Return, word for word, every line that follows.

******************************

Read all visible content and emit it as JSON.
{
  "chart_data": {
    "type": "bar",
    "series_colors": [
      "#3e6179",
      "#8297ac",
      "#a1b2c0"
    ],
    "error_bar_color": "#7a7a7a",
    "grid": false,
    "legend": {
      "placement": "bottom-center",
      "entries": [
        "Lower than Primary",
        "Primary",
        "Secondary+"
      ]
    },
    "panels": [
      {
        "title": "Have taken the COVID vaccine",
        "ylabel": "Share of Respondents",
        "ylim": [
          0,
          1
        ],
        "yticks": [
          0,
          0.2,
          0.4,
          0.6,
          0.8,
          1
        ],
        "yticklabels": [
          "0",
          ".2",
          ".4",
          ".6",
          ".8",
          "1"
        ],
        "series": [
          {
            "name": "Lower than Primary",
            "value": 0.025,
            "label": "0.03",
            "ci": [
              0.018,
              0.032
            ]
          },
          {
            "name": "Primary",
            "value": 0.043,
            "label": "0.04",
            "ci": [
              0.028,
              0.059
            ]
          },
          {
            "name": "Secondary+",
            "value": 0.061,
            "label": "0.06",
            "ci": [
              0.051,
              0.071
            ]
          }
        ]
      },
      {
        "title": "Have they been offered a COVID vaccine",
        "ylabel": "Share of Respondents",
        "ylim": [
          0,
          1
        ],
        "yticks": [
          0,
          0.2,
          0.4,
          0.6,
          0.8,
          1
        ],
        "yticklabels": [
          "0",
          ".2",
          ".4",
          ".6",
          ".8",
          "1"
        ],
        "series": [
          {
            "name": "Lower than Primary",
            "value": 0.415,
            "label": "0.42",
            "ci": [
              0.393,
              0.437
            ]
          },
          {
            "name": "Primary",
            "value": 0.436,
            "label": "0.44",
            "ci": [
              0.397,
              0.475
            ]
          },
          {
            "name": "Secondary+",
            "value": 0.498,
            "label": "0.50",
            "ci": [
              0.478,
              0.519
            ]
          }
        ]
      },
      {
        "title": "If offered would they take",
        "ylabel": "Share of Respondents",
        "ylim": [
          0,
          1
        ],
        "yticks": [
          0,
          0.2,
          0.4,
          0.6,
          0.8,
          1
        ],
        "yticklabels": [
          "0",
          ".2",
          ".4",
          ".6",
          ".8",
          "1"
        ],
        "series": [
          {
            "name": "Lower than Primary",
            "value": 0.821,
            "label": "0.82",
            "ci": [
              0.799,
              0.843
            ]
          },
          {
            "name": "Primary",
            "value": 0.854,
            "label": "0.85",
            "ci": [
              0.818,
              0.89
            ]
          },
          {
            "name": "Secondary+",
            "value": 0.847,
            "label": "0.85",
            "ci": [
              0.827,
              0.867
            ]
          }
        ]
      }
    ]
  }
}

******************************

» Written reply:
Read all visible content and emit it as JSON.
{
  "chart_data": {
    "type": "bar",
    "series_colors": [
      "#3e6179",
      "#8297ac",
      "#a1b2c0"
    ],
    "error_bar_color": "#7a7a7a",
    "grid": false,
    "legend": {
      "placement": "bottom-center",
      "entries": [
        "Lower than Primary",
        "Primary",
        "Secondary+"
      ]
    },
    "panels": [
      {
        "title": "Have taken the COVID vaccine",
        "ylabel": "Share of Respondents",
        "ylim": [
          0,
          1
        ],
        "yticks": [
          0,
          0.2,
          0.4,
          0.6,
          0.8,
          1
        ],
        "yticklabels": [
          "0",
          ".2",
          ".4",
          ".6",
          ".8",
          "1"
        ],
        "series": [
          {
            "name": "Lower than Primary",
            "value": 0.025,
            "label": "0.03",
            "ci": [
              0.018,
              0.032
            ]
          },
          {
            "name": "Primary",
            "value": 0.043,
            "label": "0.04",
            "ci": [
              0.028,
              0.059
            ]
          },
          {
            "name": "Secondary+",
            "value": 0.061,
            "label": "0.06",
            "ci": [
              0.051,
              0.071
            ]
          }
        ]
      },
      {
        "title": "Have they been offered a COVID vaccine",
        "ylabel": "Share of Respondents",
        "ylim": [
          0,
          1
        ],
        "yticks": [
          0,
          0.2,
          0.4,
          0.6,
          0.8,
          1
        ],
        "yticklabels": [
          "0",
          ".2",
          ".4",
          ".6",
          ".8",
          "1"
        ],
        "series": [
          {
            "name": "Lower than Primary",
            "value": 0.415,
            "label": "0.42",
            "ci": [
              0.393,
              0.437
            ]
          },
          {
            "name": "Primary",
            "value": 0.436,
            "label": "0.44",
            "ci": [
              0.397,
              0.475
            ]
          },
          {
            "name": "Secondary+",
            "value": 0.498,
            "label": "0.50",
            "ci": [
              0.478,
              0.519
            ]
          }
        ]
      },
      {
        "title": "If offered would they take",
        "ylabel": "Share of Respondents",
        "ylim": [
          0,
          1
        ],
        "yticks": [
          0,
          0.2,
          0.4,
          0.6,
          0.8,
          1
        ],
        "yticklabels": [
          "0",
          ".2",
          ".4",
          ".6",
          ".8",
          "1"
        ],
        "series": [
          {
            "name": "Lower than Primary",
            "value": 0.821,
            "label": "0.82",
            "ci": [
              0.799,
              0.843
            ]
          },
          {
            "name": "Primary",
            "value": 0.854,
            "label": "0.85",
            "ci": [
              0.818,
              0.89
            ]
          },
          {
            "name": "Secondary+",
            "value": 0.847,
            "label": "0.85",
            "ci": [
              0.827,
              0.867
            ]
          }
        ]
      }
    ]
  }
}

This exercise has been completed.